**Aufgaben**
**a.** Prüfen Sie für jede der folgenden Aussagen, ob sie mit der Predigt zu Matthäus 4,17 übereinstimmt, und belegen Sie Ihr Ja oder Nein mit den entscheidenden Worten der Predigt im genauen Wortlaut. (i) Mit dem kommenden Sonntag soll die Betrachtung des Leidens Jesu beginnen. (ii) Der Prediger bezeichnet das Leben Jesu als den wichtigsten Teil seines Erlösungswerkes. (iii) Nach dem zugrunde gelegten Bibeltext ruft Jesus in seiner Predigt zur Buße auf.
**b.** Setzen Sie die Predigt zu Matthäus 4,17 nach ihrem letzten Satz in derselben Art fort.

======== Textblock

Molenaar, Isaak - Matth. 4,17

Am künftigen Sonntage fangen wir schon die Betrachtung des Leidens Jesu an; heute ist also der letzte, den wir der Betrachtung Seines Lebens widmen können. Darum wollen wir diese Stunde dazu anwenden, daß wir mit einander erwägen, was der Hauptzweck und das eigentliche Werk Seines Lebens war. Wir wollen fragen: was hat der Herr eigentlich gewollt und gethan, während Er auf Erden wohnte und in Knechtsgestalt unter den Menschen umherwandelte?

Diese Frage ist doch wohl wichtig, nicht wahr, Geliebte? denn wenn auch das Leiden und der Tod des Herrn der wichtigste, der Haupttheil Seines Erlösungs- und Versöhnungswerkes war, so gehört doch sein heiliges Leben, Sein demüthiger Wandel, Sein stilles Lehren und Predigen, Seine göttlichen Thaten auch zu diesem großen Werke, ja ohne dasselbe würde Sein Leben und Sterben uns nicht einmal ganz verständlich sein, es ist ja nur die Vollendung jenes Werkes und macht also ein Ganzes damit aus.

Wohlan, so wollen wir zuvor den Herrn um Seinen Segen bitten.

Lieber, himmlischer Vater! gib uns doch auch jetzt deinen guten, heiligen Geist, daß Er uns deinen Sohn verkläre als unsern Herrn und Heiland, daß uns Alles wichtig sei, was Er für uns gethan hat, daß wir Alles verstehen und recht erkennen, was zu unserer Seligkeit gehört und was wir thun sollen, daß wir sein werden. Lehre uns, welch ein Reid du in Ihm gestiftet und gegründet hast, und wie wir in dasselbe eingehen können. Vater, der du nicht willst, daß wir verloren gehen, obgleich wir es wohl verdienten; wie überschwenglich ist deine Gnade, der du Alles in uns wirkest, daß wir schaffen können, daß wir selig werden, das Wollen und das Vollbringen; segne auch diese Stunde, sei unter uns in dem Sohne und lehre uns beten: Unser Vater rc. Amen.

Text: Matth. 4,17.
Von der Zeit an fing Jesus an zu predigen, und zu sagen: Thut Buße, das Himmelreich ist nahe herbeigekommen.

================
======== Datenzeilen

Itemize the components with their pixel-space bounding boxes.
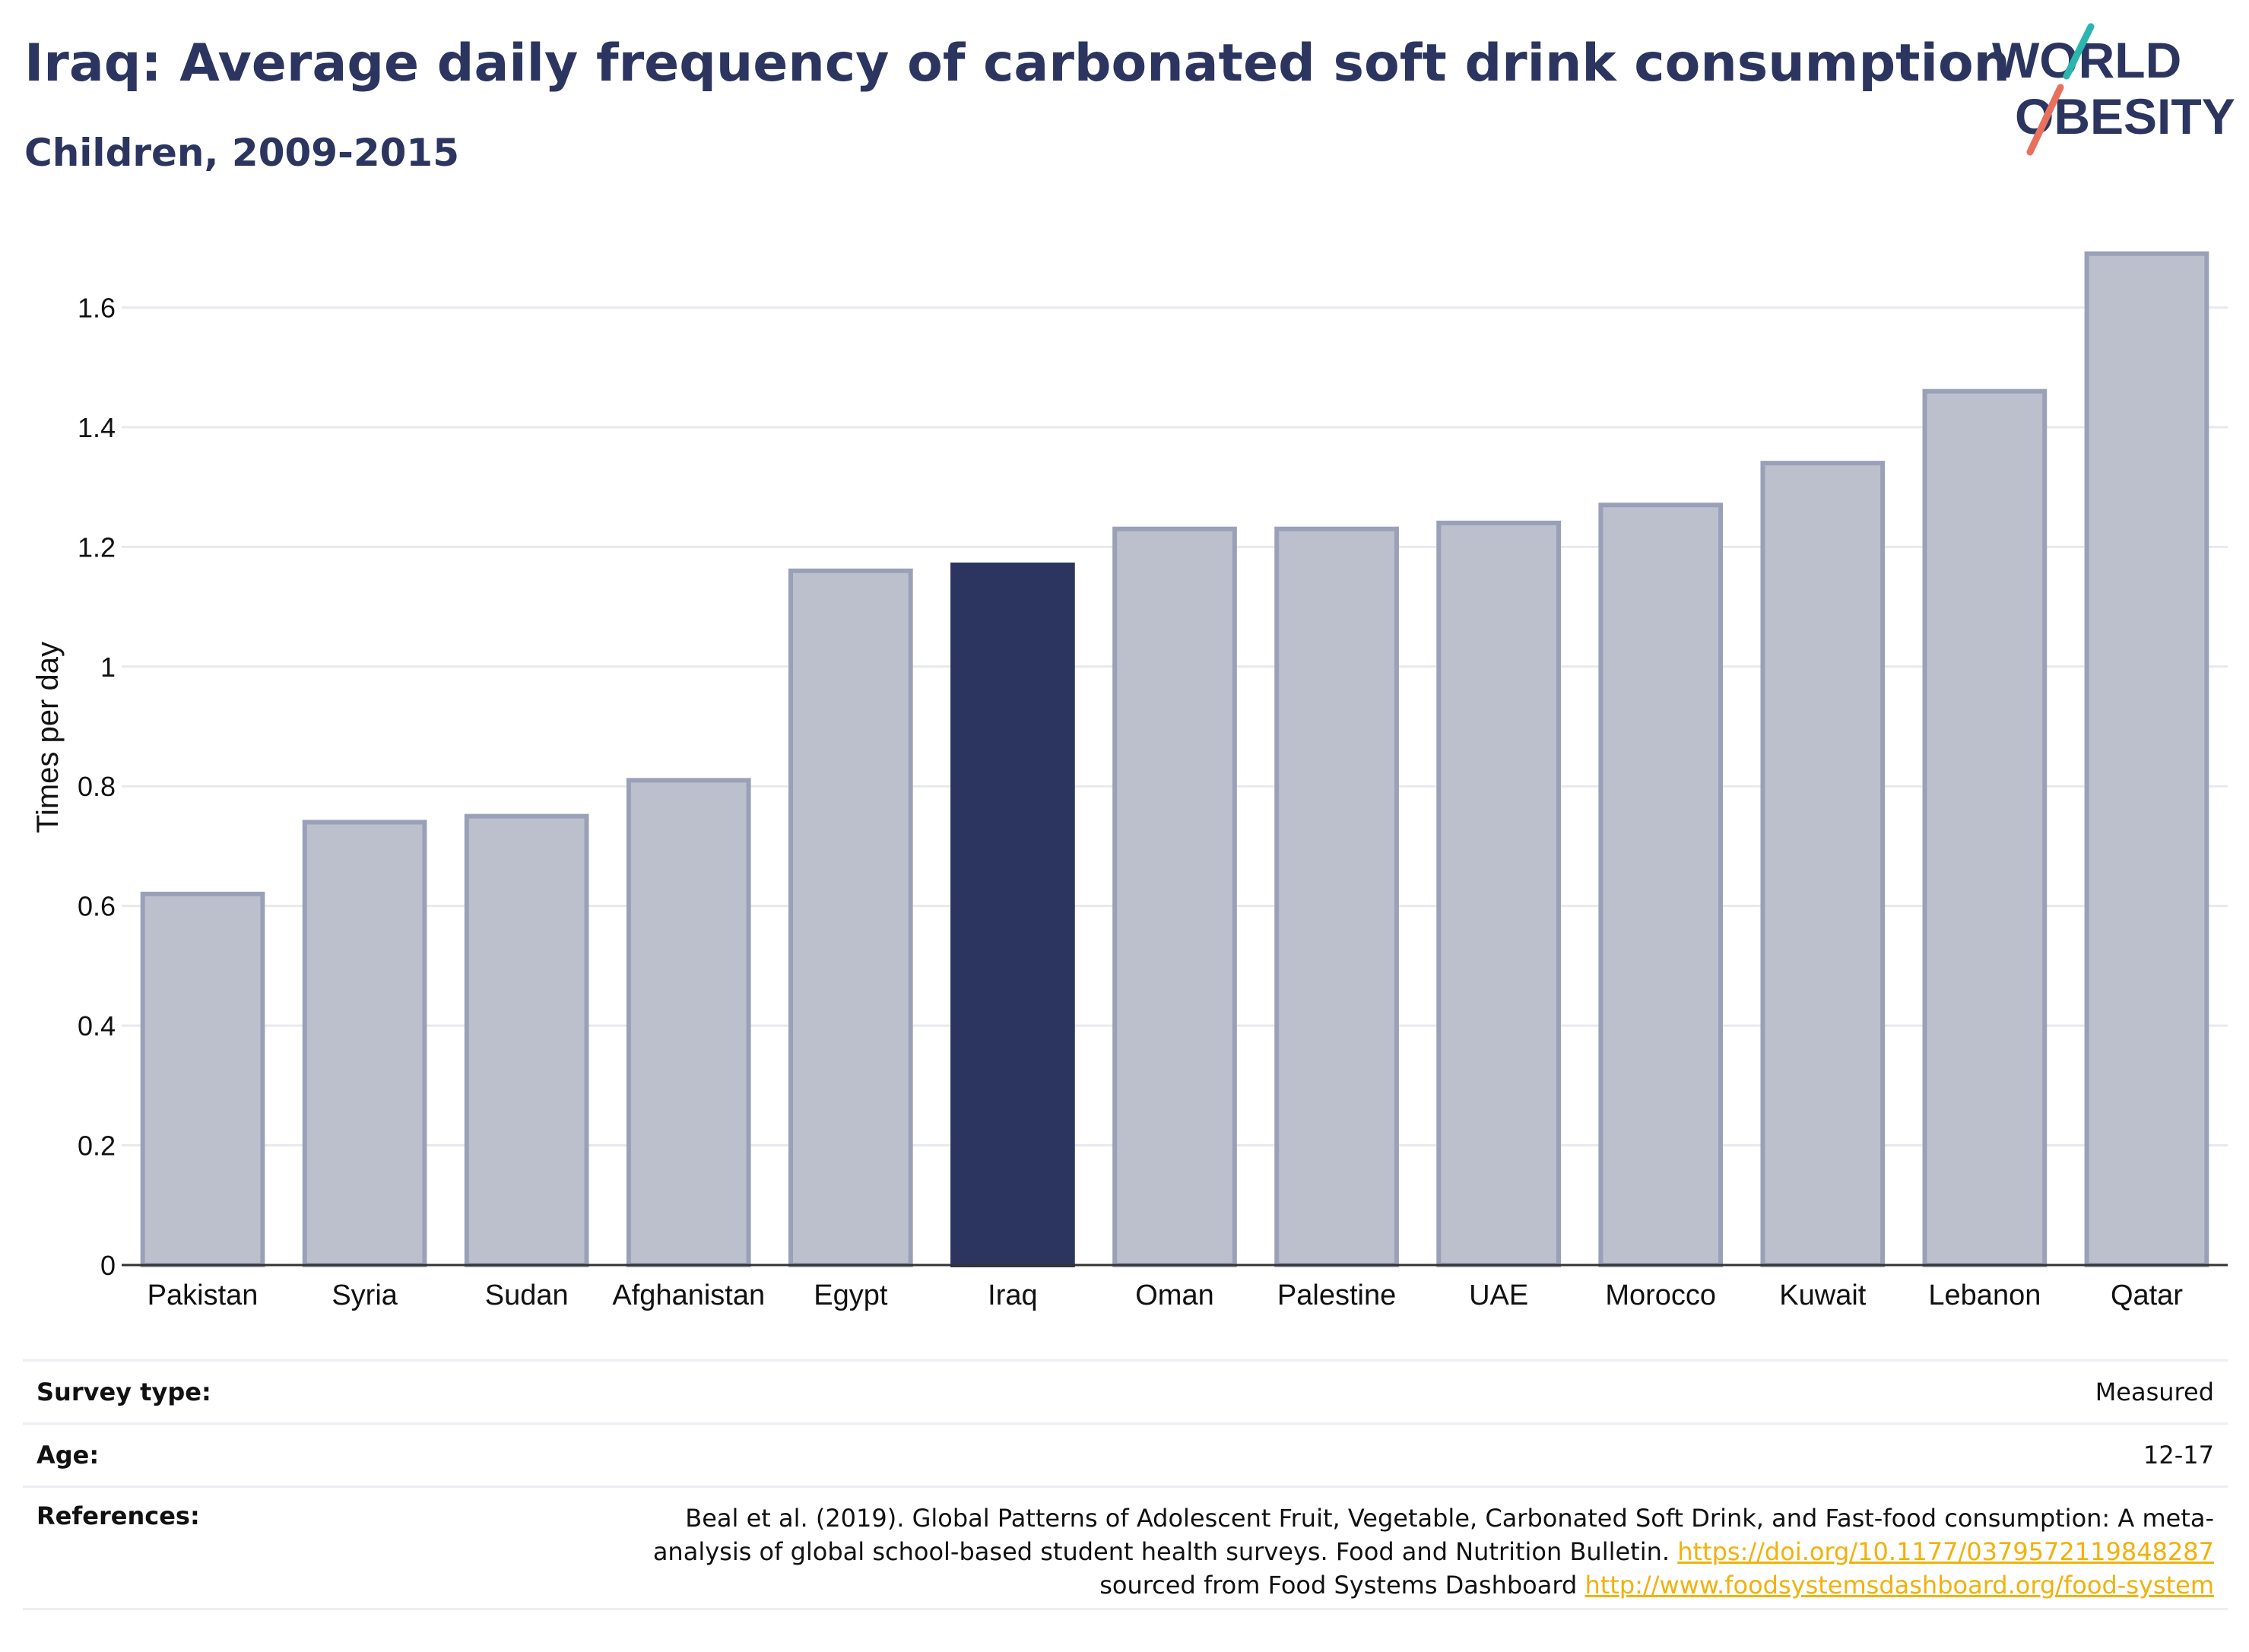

================

**Lösungen**
**a.**
(i) Ja: „Am künftigen Sonntage fangen wir schon die Betrachtung des Leidens Jesu an“
(ii) Nein: „wenn auch das Leiden und der Tod des Herrn der wichtigste, der Haupttheil Seines Erlösungs- und Versöhnungswerkes war“
(iii) Ja: „Thut Buße, das Himmelreich ist nahe herbeigekommen.“

**b.**
Hier hören wir es sogleich, was der Herr gethan, womit Er Sich während Seines Erdenlebens beschäftigt hat: Er hat gepredigt, Er hat das Lehramt verwaltet, wie Johannes vor Ihm, wie nach Ihm der Apostel. Auch sehen wir, was der Inhalt Seiner Predigt war: Er hat die Menschen ermahnt, Buße zu thun; und warum dies? Weil das Himmelreich herbeigekommen sei. Also ganz wie Jene; denn das war ja auch natürlich der Inhalt ihrer Predigt, wie wir es von Johannes schon gesehen haben und auch von den Aposteln wissen. So müssen wir Ihn also heute betrachten, nämlich als Prediger und das sind die drei Theile unserer Betrachtung. Erstlich: Er Selbst in diesem Amte, zweitens: was er lehrte und drittens: wozu Er aufforderte. Herr gib uns dazu deine Gnade!

I.

Zuvörderst, Geliebte, muß uns das schon an und für sich selbst sehr merkwürdig sein, daß Jesus Christus Selbst das Predigtamt bekleidet hat. Wir sehen auch darin wieder Seine große, erstaunliche, anbetungswürdige Demuth. Oder war es nicht eine tiefe Herablassung, eine wahre Verläugnung und Selbsterniedrigung, daß Er, der Sohn Gottes, der Herr vom Himmel, sich dazu bergab, dieses Amt zu verwalten, oder laßt mich lieber sagen, diesen Dienst zu verrichten und drei Jahre lang auf Erden und zwar in einem so kleinen unbekannten Lande, und dazu noch meistens in dem unansehnlichsten, ja, von den Uebrigen verachteten Theile desselben, in Galiläa, umherging, die Menschen zu lehren, zu ermahnen, ja zu bitten, daß sie doch Buße thun und sich bekehren möchten, damit sie doch Theil haben möchten an der Seligkeit des Himmelreichs?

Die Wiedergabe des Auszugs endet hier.